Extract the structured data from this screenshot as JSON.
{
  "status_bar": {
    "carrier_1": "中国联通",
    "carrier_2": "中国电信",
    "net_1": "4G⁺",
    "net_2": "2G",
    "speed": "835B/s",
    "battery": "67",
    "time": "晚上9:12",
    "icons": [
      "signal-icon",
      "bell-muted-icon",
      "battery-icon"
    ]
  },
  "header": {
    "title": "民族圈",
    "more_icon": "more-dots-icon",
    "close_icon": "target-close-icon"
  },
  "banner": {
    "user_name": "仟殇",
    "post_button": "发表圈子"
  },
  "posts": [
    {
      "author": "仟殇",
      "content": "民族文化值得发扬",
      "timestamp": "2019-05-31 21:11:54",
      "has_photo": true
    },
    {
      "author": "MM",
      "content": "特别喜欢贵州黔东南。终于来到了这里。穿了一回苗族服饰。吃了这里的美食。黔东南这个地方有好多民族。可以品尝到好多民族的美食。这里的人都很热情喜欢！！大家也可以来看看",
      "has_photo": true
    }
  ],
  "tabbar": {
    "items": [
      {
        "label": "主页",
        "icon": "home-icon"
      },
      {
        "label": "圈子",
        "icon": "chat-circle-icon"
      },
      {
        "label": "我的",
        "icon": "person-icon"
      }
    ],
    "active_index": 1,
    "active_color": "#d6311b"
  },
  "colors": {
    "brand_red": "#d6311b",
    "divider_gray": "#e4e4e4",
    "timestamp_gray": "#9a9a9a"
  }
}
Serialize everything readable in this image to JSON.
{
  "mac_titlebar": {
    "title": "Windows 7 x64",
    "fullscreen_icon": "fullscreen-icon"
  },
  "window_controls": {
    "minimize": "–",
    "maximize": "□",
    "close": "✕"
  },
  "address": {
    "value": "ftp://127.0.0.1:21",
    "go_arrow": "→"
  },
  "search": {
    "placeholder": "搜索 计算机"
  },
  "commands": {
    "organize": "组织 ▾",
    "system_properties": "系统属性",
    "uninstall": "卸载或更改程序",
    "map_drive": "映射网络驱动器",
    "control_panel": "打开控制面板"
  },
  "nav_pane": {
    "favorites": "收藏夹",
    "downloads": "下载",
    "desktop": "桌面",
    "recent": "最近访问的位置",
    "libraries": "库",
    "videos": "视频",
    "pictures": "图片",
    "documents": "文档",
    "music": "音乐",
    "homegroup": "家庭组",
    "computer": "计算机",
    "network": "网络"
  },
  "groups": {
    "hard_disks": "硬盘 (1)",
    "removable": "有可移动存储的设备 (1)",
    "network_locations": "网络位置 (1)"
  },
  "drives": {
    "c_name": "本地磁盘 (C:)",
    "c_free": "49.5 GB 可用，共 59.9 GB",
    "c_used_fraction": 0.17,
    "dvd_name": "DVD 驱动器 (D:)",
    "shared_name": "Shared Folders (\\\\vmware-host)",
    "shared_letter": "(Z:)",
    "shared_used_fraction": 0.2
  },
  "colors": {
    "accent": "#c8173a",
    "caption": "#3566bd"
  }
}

------------------------

** Aim **
Repeat the material from above exactly, word for word.

** Written answer **
Extract the structured data from this screenshot as JSON.
{
  "status_bar": {
    "carrier_1": "中国联通",
    "carrier_2": "中国电信",
    "net_1": "4G⁺",
    "net_2": "2G",
    "speed": "835B/s",
    "battery": "67",
    "time": "晚上9:12",
    "icons": [
      "signal-icon",
      "bell-muted-icon",
      "battery-icon"
    ]
  },
  "header": {
    "title": "民族圈",
    "more_icon": "more-dots-icon",
    "close_icon": "target-close-icon"
  },
  "banner": {
    "user_name": "仟殇",
    "post_button": "发表圈子"
  },
  "posts": [
    {
      "author": "仟殇",
      "content": "民族文化值得发扬",
      "timestamp": "2019-05-31 21:11:54",
      "has_photo": true
    },
    {
      "author": "MM",
      "content": "特别喜欢贵州黔东南。终于来到了这里。穿了一回苗族服饰。吃了这里的美食。黔东南这个地方有好多民族。可以品尝到好多民族的美食。这里的人都很热情喜欢！！大家也可以来看看",
      "has_photo": true
    }
  ],
  "tabbar": {
    "items": [
      {
        "label": "主页",
        "icon": "home-icon"
      },
      {
        "label": "圈子",
        "icon": "chat-circle-icon"
      },
      {
        "label": "我的",
        "icon": "person-icon"
      }
    ],
    "active_index": 1,
    "active_color": "#d6311b"
  },
  "colors": {
    "brand_red": "#d6311b",
    "divider_gray": "#e4e4e4",
    "timestamp_gray": "#9a9a9a"
  }
}
Serialize everything readable in this image to JSON.
{
  "mac_titlebar": {
    "title": "Windows 7 x64",
    "fullscreen_icon": "fullscreen-icon"
  },
  "window_controls": {
    "minimize": "–",
    "maximize": "□",
    "close": "✕"
  },
  "address": {
    "value": "ftp://127.0.0.1:21",
    "go_arrow": "→"
  },
  "search": {
    "placeholder": "搜索 计算机"
  },
  "commands": {
    "organize": "组织 ▾",
    "system_properties": "系统属性",
    "uninstall": "卸载或更改程序",
    "map_drive": "映射网络驱动器",
    "control_panel": "打开控制面板"
  },
  "nav_pane": {
    "favorites": "收藏夹",
    "downloads": "下载",
    "desktop": "桌面",
    "recent": "最近访问的位置",
    "libraries": "库",
    "videos": "视频",
    "pictures": "图片",
    "documents": "文档",
    "music": "音乐",
    "homegroup": "家庭组",
    "computer": "计算机",
    "network": "网络"
  },
  "groups": {
    "hard_disks": "硬盘 (1)",
    "removable": "有可移动存储的设备 (1)",
    "network_locations": "网络位置 (1)"
  },
  "drives": {
    "c_name": "本地磁盘 (C:)",
    "c_free": "49.5 GB 可用，共 59.9 GB",
    "c_used_fraction": 0.17,
    "dvd_name": "DVD 驱动器 (D:)",
    "shared_name": "Shared Folders (\\\\vmware-host)",
    "shared_letter": "(Z:)",
    "shared_used_fraction": 0.2
  },
  "colors": {
    "accent": "#c8173a",
    "caption": "#3566bd"
  }
}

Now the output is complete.